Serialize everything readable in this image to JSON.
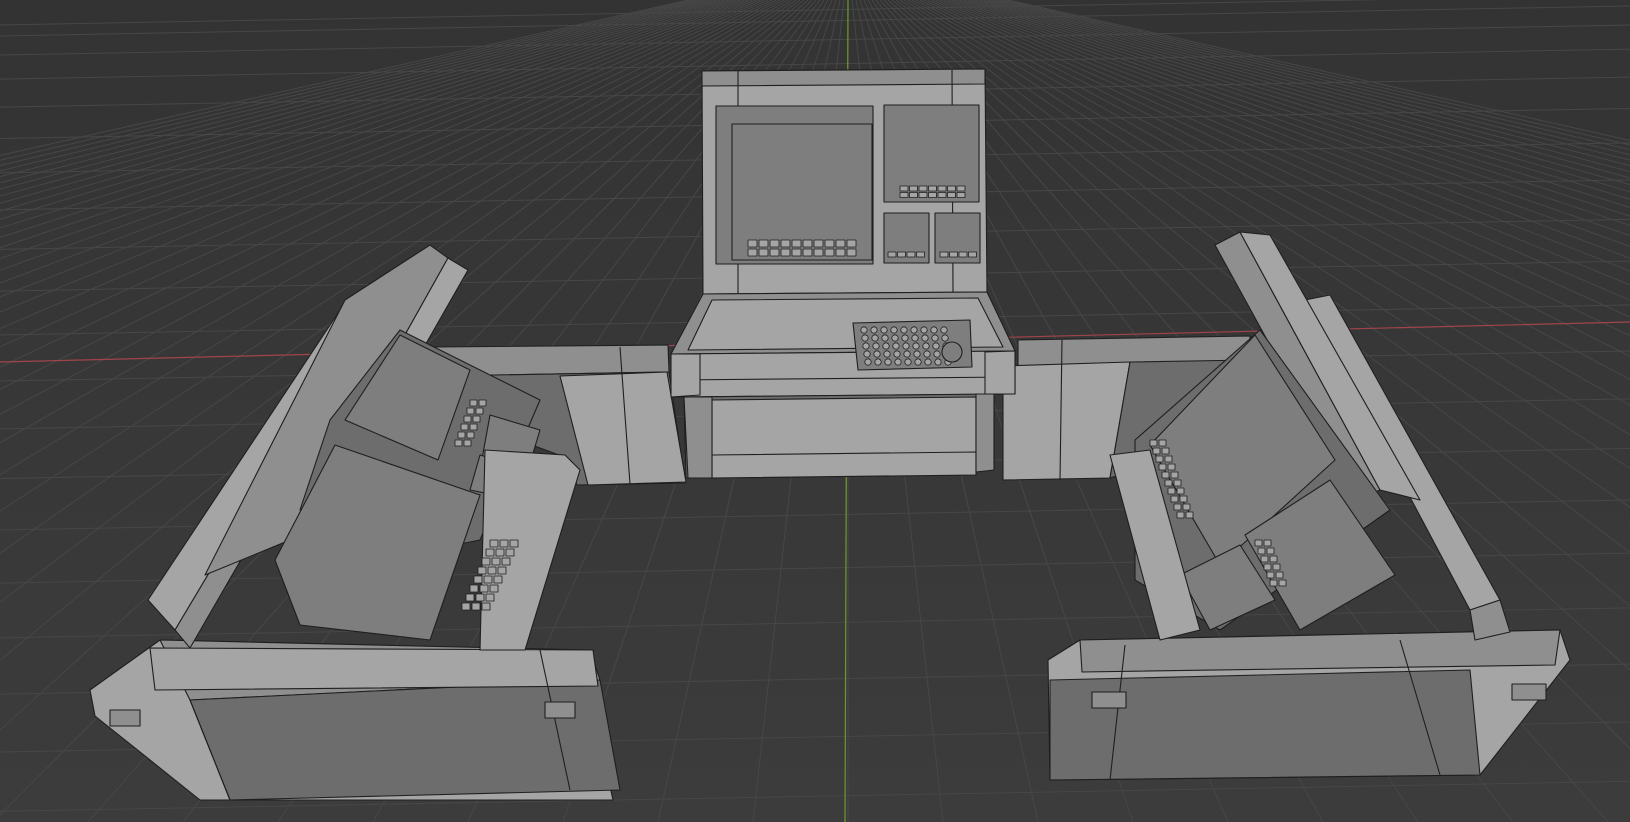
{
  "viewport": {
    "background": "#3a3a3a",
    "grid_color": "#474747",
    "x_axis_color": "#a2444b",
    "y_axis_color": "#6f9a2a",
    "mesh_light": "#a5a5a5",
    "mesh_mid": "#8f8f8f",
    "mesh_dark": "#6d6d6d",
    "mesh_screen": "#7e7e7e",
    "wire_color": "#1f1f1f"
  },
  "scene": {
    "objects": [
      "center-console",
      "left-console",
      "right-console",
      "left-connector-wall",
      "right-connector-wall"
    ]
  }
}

* * *

* WHAT TO DO *
Reproduce the data verbatim. Do not carry any picture into the copy.

* RESPONSE TO THIS EXERCISE *
Serialize everything readable in this image to JSON.
{
  "viewport": {
    "background": "#3a3a3a",
    "grid_color": "#474747",
    "x_axis_color": "#a2444b",
    "y_axis_color": "#6f9a2a",
    "mesh_light": "#a5a5a5",
    "mesh_mid": "#8f8f8f",
    "mesh_dark": "#6d6d6d",
    "mesh_screen": "#7e7e7e",
    "wire_color": "#1f1f1f"
  },
  "scene": {
    "objects": [
      "center-console",
      "left-console",
      "right-console",
      "left-connector-wall",
      "right-connector-wall"
    ]
  }
}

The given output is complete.